-- begin Supplied text --

Frank Smith speaks out on Charles McCluskey murder trial in Albuequerque Kingman escape

This case is a poster child for why inmates shouldn't be sent to for-profit prisons.
Management and Training Corporation (MTC) understaffed this Kingman prison with employees being, according to the warden, "80% new or newly promoted."
It was built on the cheap by Dominion of Edmund, OK, and like most or all of their speculative prisons, was grossly substandard. The state claimed it would only send minimum security offenders there, mostly those doing short terms for drunk driving offenses.
The alarms hadn't worked properly in years, some seven yard lights were burnt out, staff had no control over inmate identification and basic security procedures.
It happened because state regulators were uninterested in professional operation.
It grossly failed to oversee its operations and sent hordes of inappropriate prisoners to a place that could never expect to hold them securely. This included many lifers incarcerated for homicides, escape risks, members of security threat groups (STGs) such as neo-Nazis, and those with parole holds from other states.
As long as the campaign contributions kept rolling in, supposedly conservative legislators, executives and bureaucrats championed the nonexistent "savings" they provided. As long as the revolving door spun at a dizzying pace, no department of corrections official was likely to insist on delivery of anything remotely near the level and quality of contract performance that the state required.
Not that long afterward, Arizona did a research study that estimated that contract prisons cost the state 16% more, per prisoner, than did professionally managed state prisons handling matched populations.
On the evening of July 30th, 2010, the chickens came home to roost.
Three long-term inmates broke out with the assistance of the ringleader's girl friend, who reconnoitered the prison, then drove to its rear after sundown and threw small bolt cutters and other tools to breach the fence, as well as bags of pistols.
She had been arrested not two months earlier, for bringing drugs and other contraband into the prison. However, the Mohave County sheriffs offered her a deal: She could give up her suppliers, whom they said she claimed were neo-Nazis, and they would let her go free.
Of course, had she followed through, her fiancée would have been targeted after he got out of solitary for being on the receiving end of the smuggling.

-- end Supplied text --
-- begin Stored data --

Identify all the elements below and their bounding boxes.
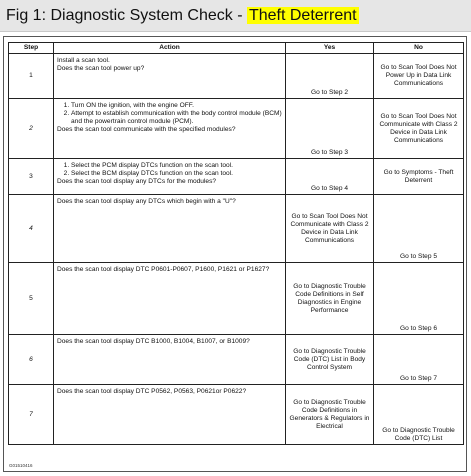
yes-cell [286,385,374,445]
diagnostic-table [8,42,464,445]
no-cell [374,99,464,159]
step-number: 6 [9,335,54,385]
action-question: Does the scan tool display any DTCs for the modules? [57,178,217,185]
header-yes: Yes [286,43,374,54]
header-no: No [374,43,464,54]
no-text: Go to Symptoms - Theft Deterrent [383,168,454,184]
action-list [57,102,282,126]
step-number: 2 [9,99,54,159]
no-cell [374,159,464,195]
figure-title-bar [0,0,471,32]
no-text: Go to Scan Tool Does Not Communicate with Class 2 Device in Data Link Communications [379,112,458,144]
action-list-item: 1. Select the PCM display DTCs function on the scan tool. [71,162,282,170]
action-question: Does the scan tool display DTC P0562, P0563, P0621or P0622? [57,388,247,395]
action-list-item: 2. Select the BCM display DTCs function on the scan tool. [71,170,282,178]
no-cell [374,195,464,263]
table-row [9,195,464,263]
no-text: Go to Step 6 [399,325,438,332]
yes-cell [286,263,374,335]
action-list [57,162,282,178]
action-cell [54,54,286,99]
no-text: Go to Diagnostic Trouble Code (DTC) List [382,427,455,442]
yes-text: Go to Diagnostic Trouble Code Definitions in Self Diagnostics in Engine Performance [293,282,366,314]
yes-cell [286,195,374,263]
yes-text: Go to Scan Tool Does Not Communicate with Class 2 Device in Data Link Communications [290,212,369,244]
figure-title [6,6,359,26]
action-cell [54,263,286,335]
no-text: Go to Step 5 [399,253,438,260]
action-cell [54,335,286,385]
table-row [9,263,464,335]
no-text: Go to Step 7 [399,375,438,382]
no-text: Go to Scan Tool Does Not Power Up in Data Link Communications [380,64,457,87]
yes-cell [286,159,374,195]
action-list-item: 1. Turn ON the ignition, with the engine OFF. [71,102,282,110]
action-question: Does the scan tool display any DTCs which begin with a "U"? [57,198,236,205]
no-cell [374,263,464,335]
no-cell [374,335,464,385]
table-row [9,385,464,445]
action-question: Does the scan tool display DTC P0601-P0607, P1600, P1621 or P1627? [57,266,270,273]
yes-text: Go to Step 2 [310,89,349,96]
figure-code: G01510416 [9,463,33,468]
table-row [9,99,464,159]
step-number: 1 [9,54,54,99]
table-row [9,159,464,195]
yes-text: Go to Step 4 [310,185,349,192]
action-question: Does the scan tool power up? [57,65,145,72]
yes-cell [286,54,374,99]
step-number: 4 [9,195,54,263]
yes-text: Go to Diagnostic Trouble Code (DTC) List in Body Control System [293,347,366,371]
step-number: 3 [9,159,54,195]
action-cell [54,195,286,263]
figure-title-prefix: Fig 1: Diagnostic System Check - [6,7,247,24]
action-question: Does the scan tool display DTC B1000, B1004, B1007, or B1009? [57,338,250,345]
action-cell [54,385,286,445]
yes-cell [286,335,374,385]
yes-text: Go to Step 3 [310,149,349,156]
step-number: 5 [9,263,54,335]
action-text: Install a scan tool. [57,57,110,64]
yes-cell [286,99,374,159]
table-header-row [9,43,464,54]
table-row [9,54,464,99]
table-row [9,335,464,385]
yes-text: Go to Diagnostic Trouble Code Definitions in Generators & Regulators in Electrical [289,398,370,430]
header-action: Action [54,43,286,54]
no-cell [374,54,464,99]
header-step: Step [9,43,54,54]
figure-title-highlight: Theft Deterrent [248,7,357,24]
no-cell [374,385,464,445]
action-question: Does the scan tool communicate with the specified modules? [57,126,236,133]
action-list-item: 2. Attempt to establish communication with the body control module (BCM) and the powertrain control module (PCM). [71,110,282,126]
action-cell [54,159,286,195]
action-cell [54,99,286,159]
step-number: 7 [9,385,54,445]
diagnostic-table-figure [3,36,467,472]
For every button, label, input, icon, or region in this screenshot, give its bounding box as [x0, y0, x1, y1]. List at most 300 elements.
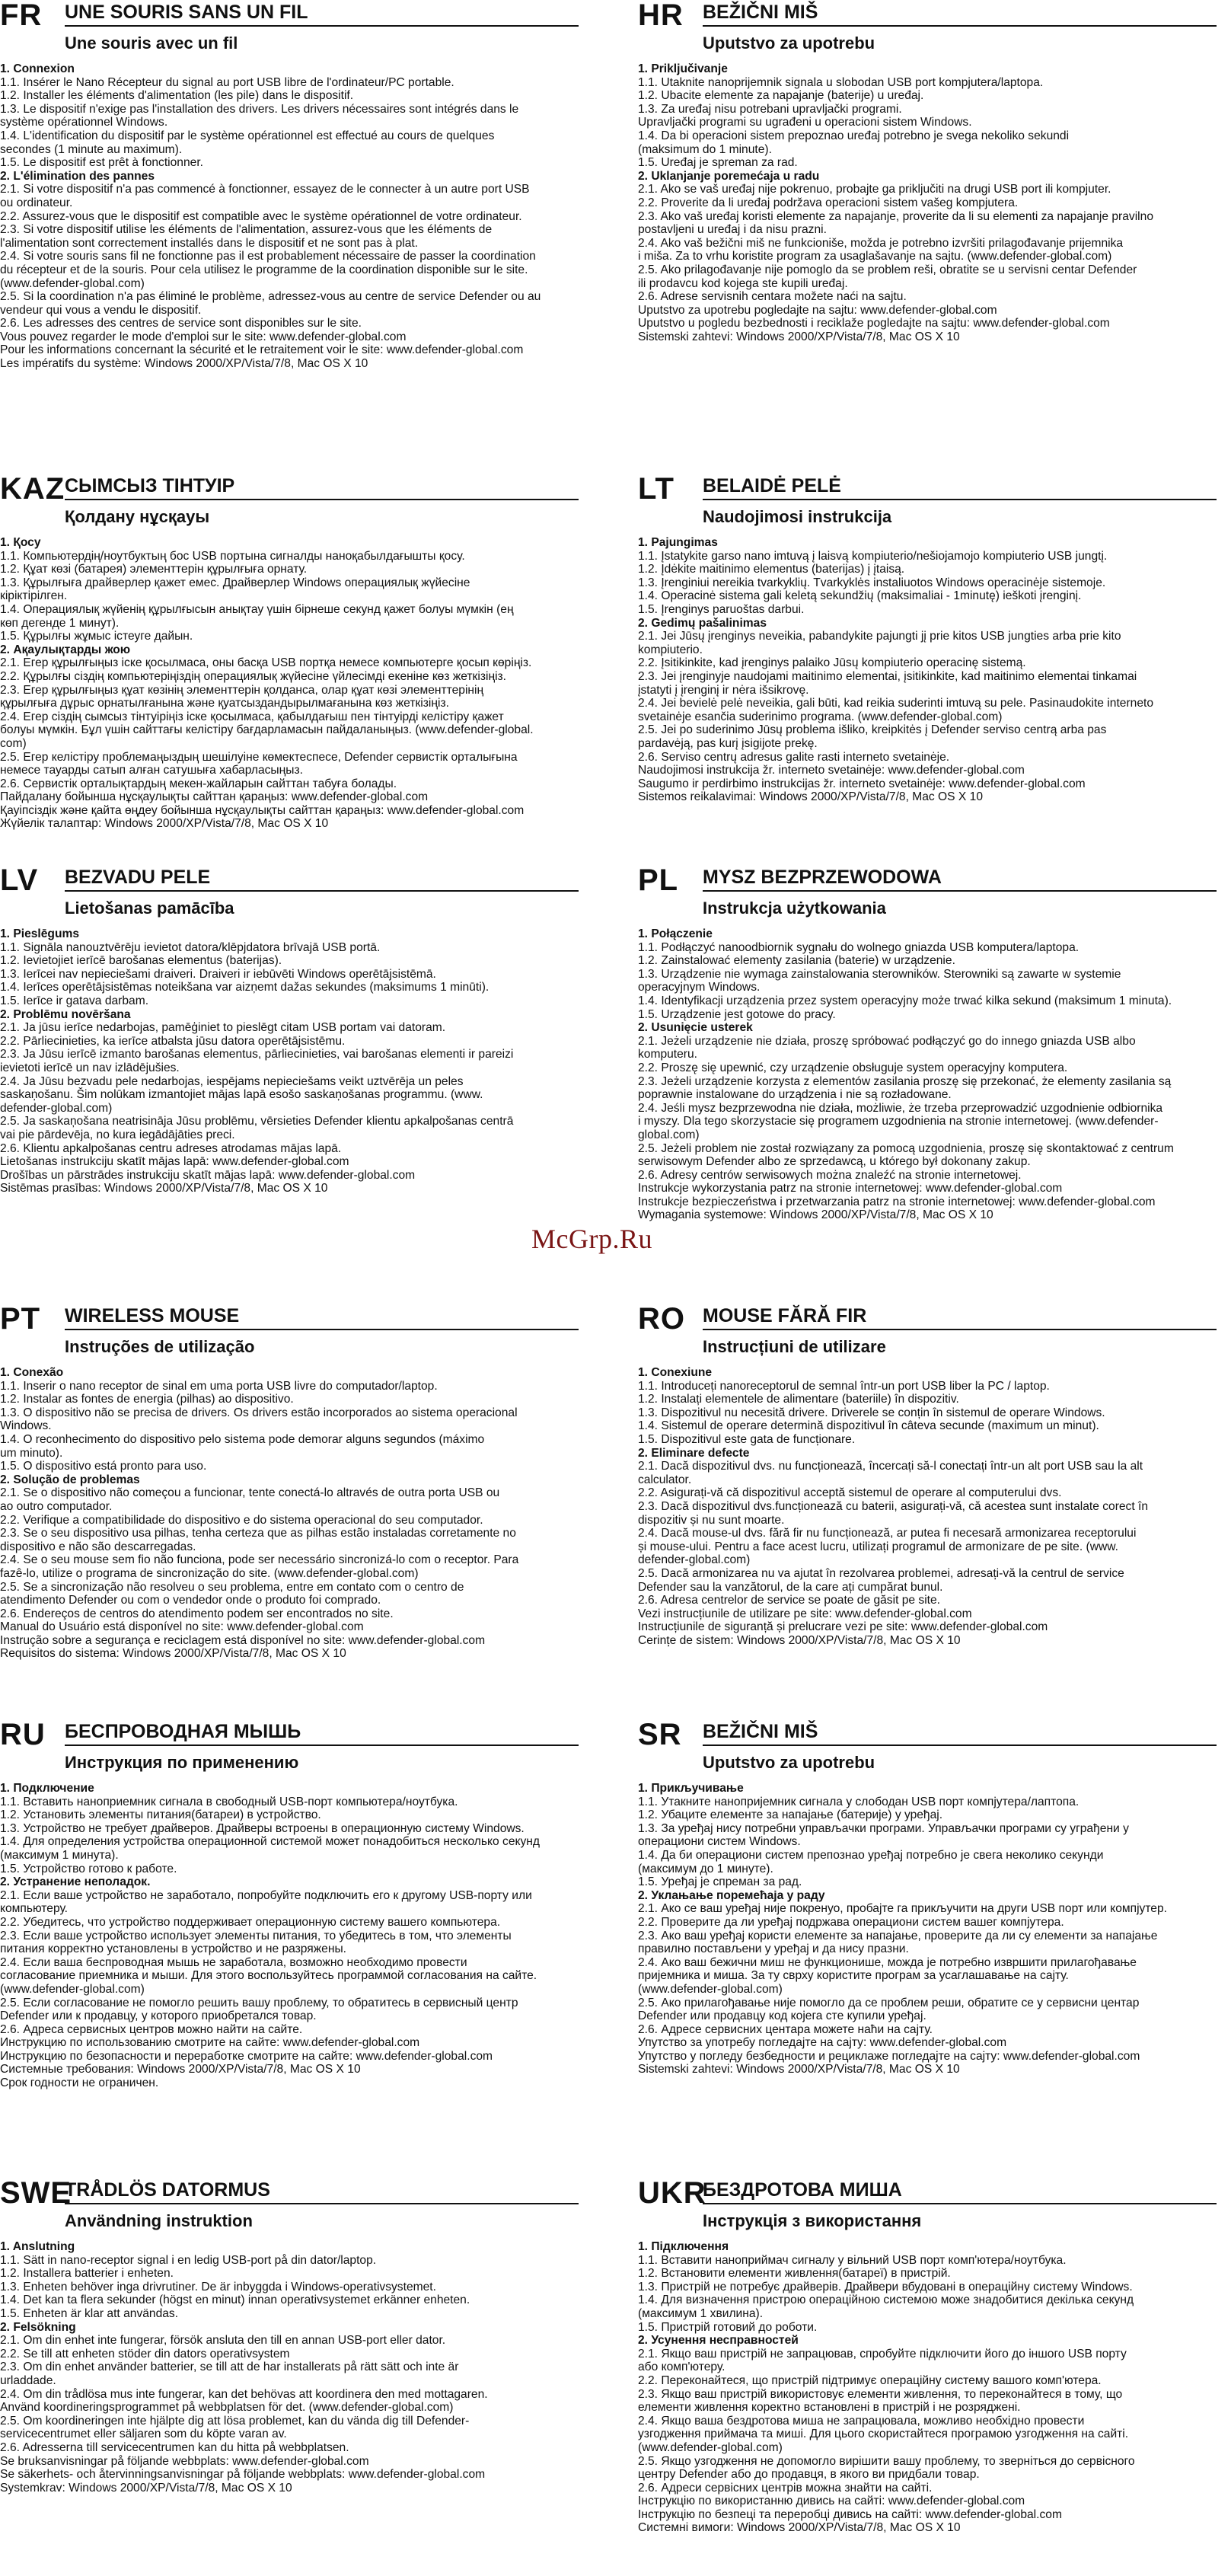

-- end Stored data --

## [Exercise set]
a: Answer these questions using the text about the Kingman prison escape, one answer per line with matching marks.
(i) Which company ran the Kingman prison?
(ii) By what percentage did the Arizona study estimate contract prisons cost more per prisoner than state prisons?
(iii) On what date did the three inmates break out?
b: Continue the text about the Kingman prison escape, starting after its final sentence.

## [Expected answers]
a:
(i) Management and Training Corporation (MTC)
(ii) 16%
(iii) July 30th, 2010

b:
On the fateful night, she had forgotten where she had parked the ringleader's Chevy Blazer, out there in the desert, so the four split up to search for it. One, Daniel Renwick, who was doing 44 years for a particularly cruel robbery-murder, quickly found the SUV and absconded with it, abandoning his confederates in the desert.
The accomplice and other two, John "Charlie" McCluskey, who was doing two 15-year sentences for attempted murders and who was a white supremacist, and Tracy Province, who was doing life for two murders, began walking through the desert like Moses, looking for a vehicle to steal or hijack.
It took over 100 minutes for the staff to discover the inmates missing from their dorm, but they weren't sure who was gone. Instead of reporting the escape to outside law enforcement and the Department of Corrections, they fiddled around, looking for them for another hour. Their motorized guard who had been making regular rounds, somehow repeatedly missed the huge hole in the outside perimeter's single fence.
The fugitives had by then walked miles before a helicopter showed to try to locate them in the sparsely vegetated desert. Unfortunately, it was operated as incompetently as the prison, and just circled the prison in tight circles, far from the escapees' location.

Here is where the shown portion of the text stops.